-------- PROVIDED INFORMATION

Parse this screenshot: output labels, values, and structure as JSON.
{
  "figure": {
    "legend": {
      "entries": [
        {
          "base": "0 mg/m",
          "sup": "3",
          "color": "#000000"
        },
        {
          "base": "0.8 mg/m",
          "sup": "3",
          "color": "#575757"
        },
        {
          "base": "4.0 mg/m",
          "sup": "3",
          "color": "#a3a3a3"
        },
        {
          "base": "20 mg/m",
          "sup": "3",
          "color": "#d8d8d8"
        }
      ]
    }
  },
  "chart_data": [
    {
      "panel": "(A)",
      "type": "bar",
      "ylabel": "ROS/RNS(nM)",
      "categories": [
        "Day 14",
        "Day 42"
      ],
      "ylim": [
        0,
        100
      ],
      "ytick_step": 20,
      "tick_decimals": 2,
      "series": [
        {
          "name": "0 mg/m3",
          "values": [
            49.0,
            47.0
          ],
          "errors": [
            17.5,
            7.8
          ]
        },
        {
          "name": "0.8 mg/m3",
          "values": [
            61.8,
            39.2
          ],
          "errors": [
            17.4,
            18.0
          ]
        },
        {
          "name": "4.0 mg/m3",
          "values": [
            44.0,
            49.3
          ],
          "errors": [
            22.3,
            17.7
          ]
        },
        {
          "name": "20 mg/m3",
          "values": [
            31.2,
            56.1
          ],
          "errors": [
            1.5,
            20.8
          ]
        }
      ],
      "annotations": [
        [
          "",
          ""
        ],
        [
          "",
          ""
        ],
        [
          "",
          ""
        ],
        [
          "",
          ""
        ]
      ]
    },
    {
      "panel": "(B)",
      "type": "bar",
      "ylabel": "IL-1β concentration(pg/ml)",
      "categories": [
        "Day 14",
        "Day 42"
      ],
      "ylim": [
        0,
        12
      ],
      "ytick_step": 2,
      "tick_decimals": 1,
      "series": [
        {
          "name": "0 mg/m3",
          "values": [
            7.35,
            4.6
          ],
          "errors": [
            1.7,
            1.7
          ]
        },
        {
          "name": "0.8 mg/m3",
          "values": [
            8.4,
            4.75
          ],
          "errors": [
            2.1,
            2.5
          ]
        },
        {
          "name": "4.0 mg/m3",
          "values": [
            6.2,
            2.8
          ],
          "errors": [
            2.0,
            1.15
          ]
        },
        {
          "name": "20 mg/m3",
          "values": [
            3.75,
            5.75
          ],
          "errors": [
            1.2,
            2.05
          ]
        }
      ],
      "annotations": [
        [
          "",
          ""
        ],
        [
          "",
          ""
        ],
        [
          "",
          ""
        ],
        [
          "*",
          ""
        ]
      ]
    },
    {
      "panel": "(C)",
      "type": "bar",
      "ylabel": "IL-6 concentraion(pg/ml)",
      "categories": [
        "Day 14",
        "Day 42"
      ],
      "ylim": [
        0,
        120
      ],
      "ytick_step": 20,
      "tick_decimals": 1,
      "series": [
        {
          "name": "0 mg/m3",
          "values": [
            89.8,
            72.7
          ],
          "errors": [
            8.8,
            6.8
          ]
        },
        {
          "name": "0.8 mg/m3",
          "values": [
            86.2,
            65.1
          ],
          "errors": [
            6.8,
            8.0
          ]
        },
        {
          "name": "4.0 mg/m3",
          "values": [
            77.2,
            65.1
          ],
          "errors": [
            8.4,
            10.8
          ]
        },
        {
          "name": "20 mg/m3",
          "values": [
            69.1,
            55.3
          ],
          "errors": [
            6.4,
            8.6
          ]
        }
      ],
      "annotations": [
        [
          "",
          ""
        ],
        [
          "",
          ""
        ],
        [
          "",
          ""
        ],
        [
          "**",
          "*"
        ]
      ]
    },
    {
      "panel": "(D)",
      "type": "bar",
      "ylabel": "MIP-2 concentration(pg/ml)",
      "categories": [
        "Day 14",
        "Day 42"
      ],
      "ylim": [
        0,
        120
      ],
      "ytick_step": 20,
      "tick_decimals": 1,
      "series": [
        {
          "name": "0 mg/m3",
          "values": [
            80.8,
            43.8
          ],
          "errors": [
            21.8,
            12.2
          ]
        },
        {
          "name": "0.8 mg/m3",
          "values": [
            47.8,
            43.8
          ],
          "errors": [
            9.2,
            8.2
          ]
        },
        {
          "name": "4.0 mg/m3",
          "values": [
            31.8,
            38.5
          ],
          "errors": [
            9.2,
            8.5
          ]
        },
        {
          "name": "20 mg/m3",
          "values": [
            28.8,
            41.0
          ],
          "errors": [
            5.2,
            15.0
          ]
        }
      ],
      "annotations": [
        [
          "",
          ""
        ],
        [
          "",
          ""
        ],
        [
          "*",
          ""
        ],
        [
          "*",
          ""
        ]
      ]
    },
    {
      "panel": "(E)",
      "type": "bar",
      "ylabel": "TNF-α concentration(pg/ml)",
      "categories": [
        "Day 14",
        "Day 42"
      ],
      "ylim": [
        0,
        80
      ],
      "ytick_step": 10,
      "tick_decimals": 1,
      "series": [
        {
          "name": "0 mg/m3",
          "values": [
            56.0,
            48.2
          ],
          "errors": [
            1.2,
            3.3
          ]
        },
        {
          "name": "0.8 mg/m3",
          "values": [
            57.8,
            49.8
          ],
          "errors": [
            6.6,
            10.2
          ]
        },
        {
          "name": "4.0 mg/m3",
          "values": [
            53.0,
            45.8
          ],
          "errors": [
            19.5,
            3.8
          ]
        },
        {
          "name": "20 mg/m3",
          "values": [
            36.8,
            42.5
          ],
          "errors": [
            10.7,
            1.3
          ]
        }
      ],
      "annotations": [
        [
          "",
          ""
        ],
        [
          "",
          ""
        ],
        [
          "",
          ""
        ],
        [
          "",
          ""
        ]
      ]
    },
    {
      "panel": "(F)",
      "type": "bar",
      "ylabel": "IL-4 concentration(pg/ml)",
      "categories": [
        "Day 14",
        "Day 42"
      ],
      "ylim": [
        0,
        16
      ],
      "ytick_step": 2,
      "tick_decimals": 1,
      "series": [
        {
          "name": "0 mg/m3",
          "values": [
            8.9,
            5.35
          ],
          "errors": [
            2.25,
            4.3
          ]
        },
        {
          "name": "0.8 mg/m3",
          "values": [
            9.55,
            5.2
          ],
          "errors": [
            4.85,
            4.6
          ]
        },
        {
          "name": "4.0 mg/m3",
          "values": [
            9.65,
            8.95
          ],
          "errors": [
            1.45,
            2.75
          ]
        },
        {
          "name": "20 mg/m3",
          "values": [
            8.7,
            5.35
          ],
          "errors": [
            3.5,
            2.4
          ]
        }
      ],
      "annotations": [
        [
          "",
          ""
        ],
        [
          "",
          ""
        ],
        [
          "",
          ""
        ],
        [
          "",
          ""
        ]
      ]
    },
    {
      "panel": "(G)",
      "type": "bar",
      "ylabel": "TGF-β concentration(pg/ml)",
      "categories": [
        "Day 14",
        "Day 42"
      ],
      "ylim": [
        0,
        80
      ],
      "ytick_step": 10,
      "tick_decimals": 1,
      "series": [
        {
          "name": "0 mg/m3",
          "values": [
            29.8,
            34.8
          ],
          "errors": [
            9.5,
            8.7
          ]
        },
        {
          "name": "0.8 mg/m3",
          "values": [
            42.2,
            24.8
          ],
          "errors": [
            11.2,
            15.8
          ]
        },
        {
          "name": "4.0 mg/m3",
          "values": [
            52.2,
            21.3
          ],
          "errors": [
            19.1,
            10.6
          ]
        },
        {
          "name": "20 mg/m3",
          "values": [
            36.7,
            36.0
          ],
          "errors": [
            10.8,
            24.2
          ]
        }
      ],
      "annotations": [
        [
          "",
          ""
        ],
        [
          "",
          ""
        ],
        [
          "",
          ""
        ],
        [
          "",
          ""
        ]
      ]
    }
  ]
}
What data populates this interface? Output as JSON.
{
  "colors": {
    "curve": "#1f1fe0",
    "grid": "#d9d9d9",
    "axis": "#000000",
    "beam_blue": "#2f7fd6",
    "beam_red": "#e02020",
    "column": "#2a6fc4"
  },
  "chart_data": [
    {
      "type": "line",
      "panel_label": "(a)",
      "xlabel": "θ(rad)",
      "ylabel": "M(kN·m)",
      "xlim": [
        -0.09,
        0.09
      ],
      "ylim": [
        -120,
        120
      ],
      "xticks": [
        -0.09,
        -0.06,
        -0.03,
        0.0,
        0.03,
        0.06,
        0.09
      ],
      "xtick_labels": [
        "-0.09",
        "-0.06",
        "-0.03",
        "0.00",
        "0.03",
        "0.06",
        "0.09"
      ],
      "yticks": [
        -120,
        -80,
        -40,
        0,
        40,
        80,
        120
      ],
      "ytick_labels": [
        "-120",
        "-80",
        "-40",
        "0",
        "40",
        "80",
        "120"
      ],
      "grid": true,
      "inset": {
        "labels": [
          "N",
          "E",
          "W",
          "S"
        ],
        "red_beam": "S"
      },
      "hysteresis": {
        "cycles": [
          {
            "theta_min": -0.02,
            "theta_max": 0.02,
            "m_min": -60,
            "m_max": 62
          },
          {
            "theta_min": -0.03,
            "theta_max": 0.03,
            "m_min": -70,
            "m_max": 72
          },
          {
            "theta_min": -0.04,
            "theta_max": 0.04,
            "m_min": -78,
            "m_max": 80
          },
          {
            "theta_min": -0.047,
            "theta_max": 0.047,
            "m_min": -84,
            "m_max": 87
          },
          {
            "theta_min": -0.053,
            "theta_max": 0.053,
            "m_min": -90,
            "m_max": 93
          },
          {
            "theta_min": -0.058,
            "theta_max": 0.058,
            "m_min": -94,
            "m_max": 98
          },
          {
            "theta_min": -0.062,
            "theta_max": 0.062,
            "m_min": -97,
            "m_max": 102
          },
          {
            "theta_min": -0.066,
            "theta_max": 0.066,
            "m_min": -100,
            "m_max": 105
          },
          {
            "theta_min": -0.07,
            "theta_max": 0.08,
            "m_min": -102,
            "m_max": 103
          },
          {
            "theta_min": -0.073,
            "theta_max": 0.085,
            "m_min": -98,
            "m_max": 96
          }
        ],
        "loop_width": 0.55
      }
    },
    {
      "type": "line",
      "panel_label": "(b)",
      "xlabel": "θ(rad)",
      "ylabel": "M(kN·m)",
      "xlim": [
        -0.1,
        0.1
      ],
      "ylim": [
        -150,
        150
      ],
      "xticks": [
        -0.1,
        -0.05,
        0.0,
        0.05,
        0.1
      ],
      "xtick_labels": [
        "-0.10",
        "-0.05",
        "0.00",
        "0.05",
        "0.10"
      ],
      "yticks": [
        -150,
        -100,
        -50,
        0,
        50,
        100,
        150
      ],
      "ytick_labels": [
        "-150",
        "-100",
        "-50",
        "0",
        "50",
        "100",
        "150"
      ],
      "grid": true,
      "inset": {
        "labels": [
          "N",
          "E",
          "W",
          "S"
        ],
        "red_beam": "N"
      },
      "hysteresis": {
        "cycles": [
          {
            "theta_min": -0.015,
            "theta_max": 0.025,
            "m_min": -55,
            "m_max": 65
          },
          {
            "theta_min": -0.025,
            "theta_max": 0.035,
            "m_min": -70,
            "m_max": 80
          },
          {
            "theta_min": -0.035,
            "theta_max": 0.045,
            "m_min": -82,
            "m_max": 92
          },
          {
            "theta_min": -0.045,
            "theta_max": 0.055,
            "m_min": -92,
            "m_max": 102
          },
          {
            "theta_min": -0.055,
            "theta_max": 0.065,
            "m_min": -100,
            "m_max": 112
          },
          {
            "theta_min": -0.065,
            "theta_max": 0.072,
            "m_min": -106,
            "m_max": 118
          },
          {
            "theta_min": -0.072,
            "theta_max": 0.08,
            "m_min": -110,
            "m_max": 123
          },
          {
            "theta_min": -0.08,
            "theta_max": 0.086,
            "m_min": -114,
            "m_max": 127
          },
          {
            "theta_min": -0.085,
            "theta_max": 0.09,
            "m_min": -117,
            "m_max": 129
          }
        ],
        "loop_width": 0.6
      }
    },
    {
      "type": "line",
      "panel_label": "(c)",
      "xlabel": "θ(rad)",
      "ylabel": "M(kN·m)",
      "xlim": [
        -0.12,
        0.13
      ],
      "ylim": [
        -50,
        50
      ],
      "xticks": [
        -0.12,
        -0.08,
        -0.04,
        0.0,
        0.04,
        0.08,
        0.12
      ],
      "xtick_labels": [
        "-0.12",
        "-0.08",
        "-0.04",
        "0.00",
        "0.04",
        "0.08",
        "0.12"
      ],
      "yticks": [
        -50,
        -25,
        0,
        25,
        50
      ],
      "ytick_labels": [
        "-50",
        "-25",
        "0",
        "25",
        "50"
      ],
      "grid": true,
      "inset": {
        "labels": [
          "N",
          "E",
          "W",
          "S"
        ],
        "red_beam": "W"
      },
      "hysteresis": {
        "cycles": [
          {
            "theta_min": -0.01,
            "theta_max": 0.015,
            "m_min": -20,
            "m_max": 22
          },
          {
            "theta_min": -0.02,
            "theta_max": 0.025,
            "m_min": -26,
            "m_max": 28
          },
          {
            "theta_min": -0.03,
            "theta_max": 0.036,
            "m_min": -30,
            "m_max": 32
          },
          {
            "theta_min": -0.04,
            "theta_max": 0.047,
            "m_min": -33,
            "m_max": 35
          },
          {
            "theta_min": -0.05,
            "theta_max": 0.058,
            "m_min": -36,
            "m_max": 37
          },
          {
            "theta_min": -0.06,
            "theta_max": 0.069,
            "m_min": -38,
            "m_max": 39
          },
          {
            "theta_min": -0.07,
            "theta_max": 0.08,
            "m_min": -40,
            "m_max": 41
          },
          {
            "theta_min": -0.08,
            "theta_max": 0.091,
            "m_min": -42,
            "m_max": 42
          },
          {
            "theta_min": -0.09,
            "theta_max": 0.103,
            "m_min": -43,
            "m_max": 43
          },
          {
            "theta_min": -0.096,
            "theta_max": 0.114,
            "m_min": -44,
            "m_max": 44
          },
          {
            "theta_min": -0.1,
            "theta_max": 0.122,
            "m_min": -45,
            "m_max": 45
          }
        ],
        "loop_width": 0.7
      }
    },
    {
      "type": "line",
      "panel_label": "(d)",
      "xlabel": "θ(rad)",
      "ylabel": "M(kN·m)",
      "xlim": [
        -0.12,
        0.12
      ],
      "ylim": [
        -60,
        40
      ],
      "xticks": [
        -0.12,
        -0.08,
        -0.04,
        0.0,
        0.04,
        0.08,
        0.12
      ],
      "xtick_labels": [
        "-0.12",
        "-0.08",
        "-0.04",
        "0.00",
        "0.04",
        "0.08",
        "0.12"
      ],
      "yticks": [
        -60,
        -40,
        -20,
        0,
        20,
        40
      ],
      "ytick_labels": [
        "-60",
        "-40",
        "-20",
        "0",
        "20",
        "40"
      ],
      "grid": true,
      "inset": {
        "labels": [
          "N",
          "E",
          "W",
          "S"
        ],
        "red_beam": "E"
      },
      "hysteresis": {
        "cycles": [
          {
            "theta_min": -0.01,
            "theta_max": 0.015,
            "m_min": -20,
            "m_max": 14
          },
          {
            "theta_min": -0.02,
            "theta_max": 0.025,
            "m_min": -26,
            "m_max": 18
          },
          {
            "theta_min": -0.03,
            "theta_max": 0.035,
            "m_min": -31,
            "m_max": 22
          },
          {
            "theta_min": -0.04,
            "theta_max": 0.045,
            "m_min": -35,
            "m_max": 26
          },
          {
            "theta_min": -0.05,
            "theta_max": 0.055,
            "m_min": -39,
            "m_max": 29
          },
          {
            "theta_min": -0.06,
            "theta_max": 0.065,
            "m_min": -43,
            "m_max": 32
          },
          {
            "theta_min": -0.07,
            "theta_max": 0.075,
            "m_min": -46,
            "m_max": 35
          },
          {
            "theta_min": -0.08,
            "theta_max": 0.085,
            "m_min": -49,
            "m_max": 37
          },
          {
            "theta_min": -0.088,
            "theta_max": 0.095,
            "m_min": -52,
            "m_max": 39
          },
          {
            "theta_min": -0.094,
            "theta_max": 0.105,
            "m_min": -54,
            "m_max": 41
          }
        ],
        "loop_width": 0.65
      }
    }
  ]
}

----------------

§ TO BE DONE
From the entries above, copy out every line where the string "base" appears.

§ OUTPUT BELOW
          "base": "0 mg/m",
          "base": "0.8 mg/m",
          "base": "4.0 mg/m",
          "base": "20 mg/m",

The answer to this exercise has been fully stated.